--- Begin Dataset rows ---

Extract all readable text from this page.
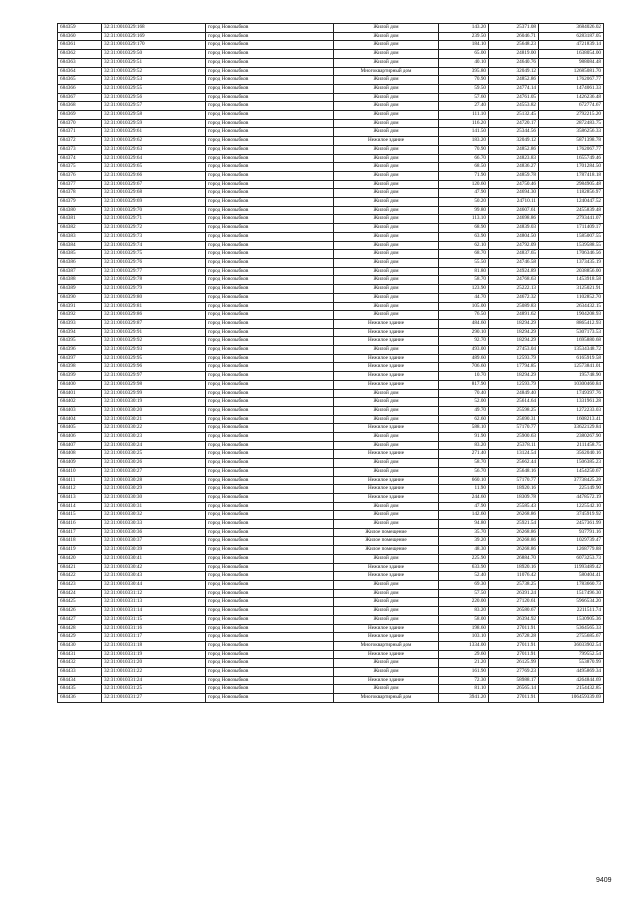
684359	32:31:0010329:168	город Новозыбков	Жилой дом	143.20	25371.08	3684026.02
684360	32:31:0010329:169	город Новозыбков	Жилой дом	239.50	26046.71	6283187.05
684361	32:31:0010329:170	город Новозыбков	Жилой дом	184.10	25648.23	4721839.14
684362	32:31:0010329:50	город Новозыбков	Жилой дом	65.00	24819.00	1638054.00
684363	32:31:0010329:51	город Новозыбков	Жилой дом	40.10	24640.76	988084.48
684364	32:31:0010329:52	город Новозыбков	Многоквартирный дом	395.80	32049.12	12685081.70
684365	32:31:0010329:53	город Новозыбков	Жилой дом	70.90	24852.86	1762067.77
684366	32:31:0010329:55	город Новозыбков	Жилой дом	59.50	24774.14	1474061.33
684367	32:31:0010329:56	город Новозыбков	Жилой дом	57.60	24761.05	1426236.48
684368	32:31:0010329:57	город Новозыбков	Жилой дом	27.40	24553.82	672774.67
684369	32:31:0010329:58	город Новозыбков	Жилой дом	111.10	25132.45	2792215.20
684370	32:31:0010329:59	город Новозыбков	Жилой дом	116.20	24720.17	2872483.75
684371	32:31:0010329:61	город Новозыбков	Жилой дом	141.50	25344.56	3586256.33
684372	32:31:0010329:62	город Новозыбков	Нежилое здание	183.20	32049.12	5871398.78
684373	32:31:0010329:63	город Новозыбков	Жилой дом	70.90	24852.86	1762067.77
684374	32:31:0010329:64	город Новозыбков	Жилой дом	66.70	24823.83	1655749.46
684375	32:31:0010329:65	город Новозыбков	Жилой дом	68.50	24836.27	1701284.50
684376	32:31:0010329:66	город Новозыбков	Жилой дом	71.90	24859.78	1787418.18
684377	32:31:0010329:67	город Новозыбков	Жилой дом	120.60	24750.46	2984905.48
684378	32:31:0010329:68	город Новозыбков	Жилой дом	47.90	24694.30	1182856.97
684379	32:31:0010329:69	город Новозыбков	Жилой дом	50.20	24710.11	1240447.52
684380	32:31:0010329:70	город Новозыбков	Жилой дом	99.80	24607.61	2455839.48
684381	32:31:0010329:71	город Новозыбков	Жилой дом	113.10	24698.86	2793441.07
684382	32:31:0010329:72	город Новозыбков	Жилой дом	68.90	24839.03	1711409.17
684383	32:31:0010329:73	город Новозыбков	Жилой дом	63.90	24804.50	1585007.55
684384	32:31:0010329:74	город Новозыбков	Жилой дом	62.10	24792.09	1539588.55
684385	32:31:0010329:75	город Новозыбков	Жилой дом	68.70	24837.65	1706346.56
684386	32:31:0010329:76	город Новозыбков	Жилой дом	55.50	24746.58	1373435.19
684387	32:31:0010329:77	город Новозыбков	Жилой дом	81.80	24924.89	2038856.00
684388	32:31:0010329:78	город Новозыбков	Жилой дом	58.70	24768.63	1453918.58
684389	32:31:0010329:79	город Новозыбков	Жилой дом	123.90	25222.13	3125021.91
684390	32:31:0010329:80	город Новозыбков	Жилой дом	44.70	24672.32	1102852.70
684391	32:31:0010329:81	город Новозыбков	Жилой дом	105.00	25089.83	2634432.15
684392	32:31:0010329:86	город Новозыбков	Жилой дом	76.50	24891.62	1904208.93
684393	32:31:0010329:87	город Новозыбков	Нежилое здание	484.60	18294.29	8865412.93
684394	32:31:0010329:91	город Новозыбков	Нежилое здание	290.10	18294.29	5307173.53
684395	32:31:0010329:92	город Новозыбков	Нежилое здание	92.70	18294.29	1695880.68
684396	32:31:0010329:93	город Новозыбков	Жилой дом	493.00	27453.04	13534348.72
684397	32:31:0010329:95	город Новозыбков	Нежилое здание	489.60	12593.79	6165919.58
684398	32:31:0010329:96	город Новозыбков	Нежилое здание	706.60	17794.85	12573841.01
684399	32:31:0010329:97	город Новозыбков	Нежилое здание	10.70	18294.29	195748.90
684400	32:31:0010329:98	город Новозыбков	Нежилое здание	817.90	12593.79	10300460.84
684401	32:31:0010329:99	город Новозыбков	Жилой дом	70.40	24849.40	1749397.76
684402	32:31:0010330:19	город Новозыбков	Жилой дом	52.00	25614.64	1331961.28
684403	32:31:0010330:20	город Новозыбков	Жилой дом	49.70	25598.25	1272233.03
684404	32:31:0010330:21	город Новозыбков	Жилой дом	62.60	25690.31	1608213.41
684405	32:31:0010330:22	город Новозыбков	Нежилое здание	588.10	57170.77	33622129.84
684406	32:31:0010330:23	город Новозыбков	Жилой дом	91.90	25900.63	2380267.90
684407	32:31:0010330:24	город Новозыбков	Жилой дом	83.20	25378.11	2111458.75
684408	32:31:0010330:25	город Новозыбков	Нежилое здание	271.40	13124.54	3562040.16
684409	32:31:0010330:26	город Новозыбков	Жилой дом	58.70	25662.44	1506385.23
684410	32:31:0010330:27	город Новозыбков	Жилой дом	56.70	25648.16	1454250.67
684411	32:31:0010330:28	город Новозыбков	Нежилое здание	660.10	57170.77	37738425.28
684412	32:31:0010330:29	город Новозыбков	Нежилое здание	11.90	18920.16	225149.90
684413	32:31:0010330:30	город Новозыбков	Нежилое здание	244.60	18309.78	4478572.19
684414	32:31:0010330:31	город Новозыбков	Жилой дом	47.90	25585.43	1225542.10
684415	32:31:0010330:32	город Новозыбков	Жилой дом	142.60	26268.86	3745919.92
684416	32:31:0010330:33	город Новозыбков	Жилой дом	94.80	25921.54	2457361.99
684417	32:31:0010330:36	город Новозыбков	Жилое помещение	35.70	26268.86	937791.16
684418	32:31:0010330:37	город Новозыбков	Жилое помещение	39.20	26268.86	1029739.47
684419	32:31:0010330:39	город Новозыбков	Жилое помещение	48.30	26268.86	1268779.88
684420	32:31:0010330:41	город Новозыбков	Жилой дом	225.90	26884.70	6073253.73
684421	32:31:0010330:42	город Новозыбков	Нежилое здание	633.90	18920.16	11993489.42
684422	32:31:0010330:43	город Новозыбков	Нежилое здание	52.40	11076.42	580404.41
684423	32:31:0010330:44	город Новозыбков	Жилой дом	69.30	25738.25	1783660.73
684424	32:31:0010331:12	город Новозыбков	Жилой дом	57.50	26391.24	1517496.30
684425	32:31:0010331:13	город Новозыбков	Жилой дом	220.00	27120.61	5966534.20
684426	32:31:0010331:14	город Новозыбков	Жилой дом	83.20	26580.67	2211511.74
684427	32:31:0010331:15	город Новозыбков	Жилой дом	58.00	26394.92	1530905.36
684428	32:31:0010331:16	город Новозыбков	Нежилое здание	198.60	27011.91	5364565.33
684429	32:31:0010331:17	город Новозыбков	Нежилое здание	103.10	26728.28	2755685.67
684430	32:31:0010331:18	город Новозыбков	Многоквартирный дом	1334.00	27011.91	36033902.54
684431	32:31:0010331:19	город Новозыбков	Нежилое здание	29.60	27011.91	799552.54
684432	32:31:0010331:20	город Новозыбков	Жилой дом	21.20	26125.99	553870.99
684433	32:31:0010331:22	город Новозыбков	Жилой дом	161.90	27769.23	4495869.34
684434	32:31:0010331:24	город Новозыбков	Нежилое здание	72.30	58988.17	4264844.69
684435	32:31:0010331:25	город Новозыбков	Жилой дом	81.10	26565.14	2154432.85
684436	32:31:0010331:27	город Новозыбков	Многоквартирный дом	3941.20	27011.91	106459339.69
9409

--- End Dataset rows ---

* Given instruction: Each entry should be repeated exactly as it appears; the pictures stay out.

* Problem solution:
Extract all readable text from this page.
684359	32:31:0010329:168	город Новозыбков	Жилой дом	143.20	25371.08	3684026.02
684360	32:31:0010329:169	город Новозыбков	Жилой дом	239.50	26046.71	6283187.05
684361	32:31:0010329:170	город Новозыбков	Жилой дом	184.10	25648.23	4721839.14
684362	32:31:0010329:50	город Новозыбков	Жилой дом	65.00	24819.00	1638054.00
684363	32:31:0010329:51	город Новозыбков	Жилой дом	40.10	24640.76	988084.48
684364	32:31:0010329:52	город Новозыбков	Многоквартирный дом	395.80	32049.12	12685081.70
684365	32:31:0010329:53	город Новозыбков	Жилой дом	70.90	24852.86	1762067.77
684366	32:31:0010329:55	город Новозыбков	Жилой дом	59.50	24774.14	1474061.33
684367	32:31:0010329:56	город Новозыбков	Жилой дом	57.60	24761.05	1426236.48
684368	32:31:0010329:57	город Новозыбков	Жилой дом	27.40	24553.82	672774.67
684369	32:31:0010329:58	город Новозыбков	Жилой дом	111.10	25132.45	2792215.20
684370	32:31:0010329:59	город Новозыбков	Жилой дом	116.20	24720.17	2872483.75
684371	32:31:0010329:61	город Новозыбков	Жилой дом	141.50	25344.56	3586256.33
684372	32:31:0010329:62	город Новозыбков	Нежилое здание	183.20	32049.12	5871398.78
684373	32:31:0010329:63	город Новозыбков	Жилой дом	70.90	24852.86	1762067.77
684374	32:31:0010329:64	город Новозыбков	Жилой дом	66.70	24823.83	1655749.46
684375	32:31:0010329:65	город Новозыбков	Жилой дом	68.50	24836.27	1701284.50
684376	32:31:0010329:66	город Новозыбков	Жилой дом	71.90	24859.78	1787418.18
684377	32:31:0010329:67	город Новозыбков	Жилой дом	120.60	24750.46	2984905.48
684378	32:31:0010329:68	город Новозыбков	Жилой дом	47.90	24694.30	1182856.97
684379	32:31:0010329:69	город Новозыбков	Жилой дом	50.20	24710.11	1240447.52
684380	32:31:0010329:70	город Новозыбков	Жилой дом	99.80	24607.61	2455839.48
684381	32:31:0010329:71	город Новозыбков	Жилой дом	113.10	24698.86	2793441.07
684382	32:31:0010329:72	город Новозыбков	Жилой дом	68.90	24839.03	1711409.17
684383	32:31:0010329:73	город Новозыбков	Жилой дом	63.90	24804.50	1585007.55
684384	32:31:0010329:74	город Новозыбков	Жилой дом	62.10	24792.09	1539588.55
684385	32:31:0010329:75	город Новозыбков	Жилой дом	68.70	24837.65	1706346.56
684386	32:31:0010329:76	город Новозыбков	Жилой дом	55.50	24746.58	1373435.19
684387	32:31:0010329:77	город Новозыбков	Жилой дом	81.80	24924.89	2038856.00
684388	32:31:0010329:78	город Новозыбков	Жилой дом	58.70	24768.63	1453918.58
684389	32:31:0010329:79	город Новозыбков	Жилой дом	123.90	25222.13	3125021.91
684390	32:31:0010329:80	город Новозыбков	Жилой дом	44.70	24672.32	1102852.70
684391	32:31:0010329:81	город Новозыбков	Жилой дом	105.00	25089.83	2634432.15
684392	32:31:0010329:86	город Новозыбков	Жилой дом	76.50	24891.62	1904208.93
684393	32:31:0010329:87	город Новозыбков	Нежилое здание	484.60	18294.29	8865412.93
684394	32:31:0010329:91	город Новозыбков	Нежилое здание	290.10	18294.29	5307173.53
684395	32:31:0010329:92	город Новозыбков	Нежилое здание	92.70	18294.29	1695880.68
684396	32:31:0010329:93	город Новозыбков	Жилой дом	493.00	27453.04	13534348.72
684397	32:31:0010329:95	город Новозыбков	Нежилое здание	489.60	12593.79	6165919.58
684398	32:31:0010329:96	город Новозыбков	Нежилое здание	706.60	17794.85	12573841.01
684399	32:31:0010329:97	город Новозыбков	Нежилое здание	10.70	18294.29	195748.90
684400	32:31:0010329:98	город Новозыбков	Нежилое здание	817.90	12593.79	10300460.84
684401	32:31:0010329:99	город Новозыбков	Жилой дом	70.40	24849.40	1749397.76
684402	32:31:0010330:19	город Новозыбков	Жилой дом	52.00	25614.64	1331961.28
684403	32:31:0010330:20	город Новозыбков	Жилой дом	49.70	25598.25	1272233.03
684404	32:31:0010330:21	город Новозыбков	Жилой дом	62.60	25690.31	1608213.41
684405	32:31:0010330:22	город Новозыбков	Нежилое здание	588.10	57170.77	33622129.84
684406	32:31:0010330:23	город Новозыбков	Жилой дом	91.90	25900.63	2380267.90
684407	32:31:0010330:24	город Новозыбков	Жилой дом	83.20	25378.11	2111458.75
684408	32:31:0010330:25	город Новозыбков	Нежилое здание	271.40	13124.54	3562040.16
684409	32:31:0010330:26	город Новозыбков	Жилой дом	58.70	25662.44	1506385.23
684410	32:31:0010330:27	город Новозыбков	Жилой дом	56.70	25648.16	1454250.67
684411	32:31:0010330:28	город Новозыбков	Нежилое здание	660.10	57170.77	37738425.28
684412	32:31:0010330:29	город Новозыбков	Нежилое здание	11.90	18920.16	225149.90
684413	32:31:0010330:30	город Новозыбков	Нежилое здание	244.60	18309.78	4478572.19
684414	32:31:0010330:31	город Новозыбков	Жилой дом	47.90	25585.43	1225542.10
684415	32:31:0010330:32	город Новозыбков	Жилой дом	142.60	26268.86	3745919.92
684416	32:31:0010330:33	город Новозыбков	Жилой дом	94.80	25921.54	2457361.99
684417	32:31:0010330:36	город Новозыбков	Жилое помещение	35.70	26268.86	937791.16
684418	32:31:0010330:37	город Новозыбков	Жилое помещение	39.20	26268.86	1029739.47
684419	32:31:0010330:39	город Новозыбков	Жилое помещение	48.30	26268.86	1268779.88
684420	32:31:0010330:41	город Новозыбков	Жилой дом	225.90	26884.70	6073253.73
684421	32:31:0010330:42	город Новозыбков	Нежилое здание	633.90	18920.16	11993489.42
684422	32:31:0010330:43	город Новозыбков	Нежилое здание	52.40	11076.42	580404.41
684423	32:31:0010330:44	город Новозыбков	Жилой дом	69.30	25738.25	1783660.73
684424	32:31:0010331:12	город Новозыбков	Жилой дом	57.50	26391.24	1517496.30
684425	32:31:0010331:13	город Новозыбков	Жилой дом	220.00	27120.61	5966534.20
684426	32:31:0010331:14	город Новозыбков	Жилой дом	83.20	26580.67	2211511.74
684427	32:31:0010331:15	город Новозыбков	Жилой дом	58.00	26394.92	1530905.36
684428	32:31:0010331:16	город Новозыбков	Нежилое здание	198.60	27011.91	5364565.33
684429	32:31:0010331:17	город Новозыбков	Нежилое здание	103.10	26728.28	2755685.67
684430	32:31:0010331:18	город Новозыбков	Многоквартирный дом	1334.00	27011.91	36033902.54
684431	32:31:0010331:19	город Новозыбков	Нежилое здание	29.60	27011.91	799552.54
684432	32:31:0010331:20	город Новозыбков	Жилой дом	21.20	26125.99	553870.99
684433	32:31:0010331:22	город Новозыбков	Жилой дом	161.90	27769.23	4495869.34
684434	32:31:0010331:24	город Новозыбков	Нежилое здание	72.30	58988.17	4264844.69
684435	32:31:0010331:25	город Новозыбков	Жилой дом	81.10	26565.14	2154432.85
684436	32:31:0010331:27	город Новозыбков	Многоквартирный дом	3941.20	27011.91	106459339.69
9409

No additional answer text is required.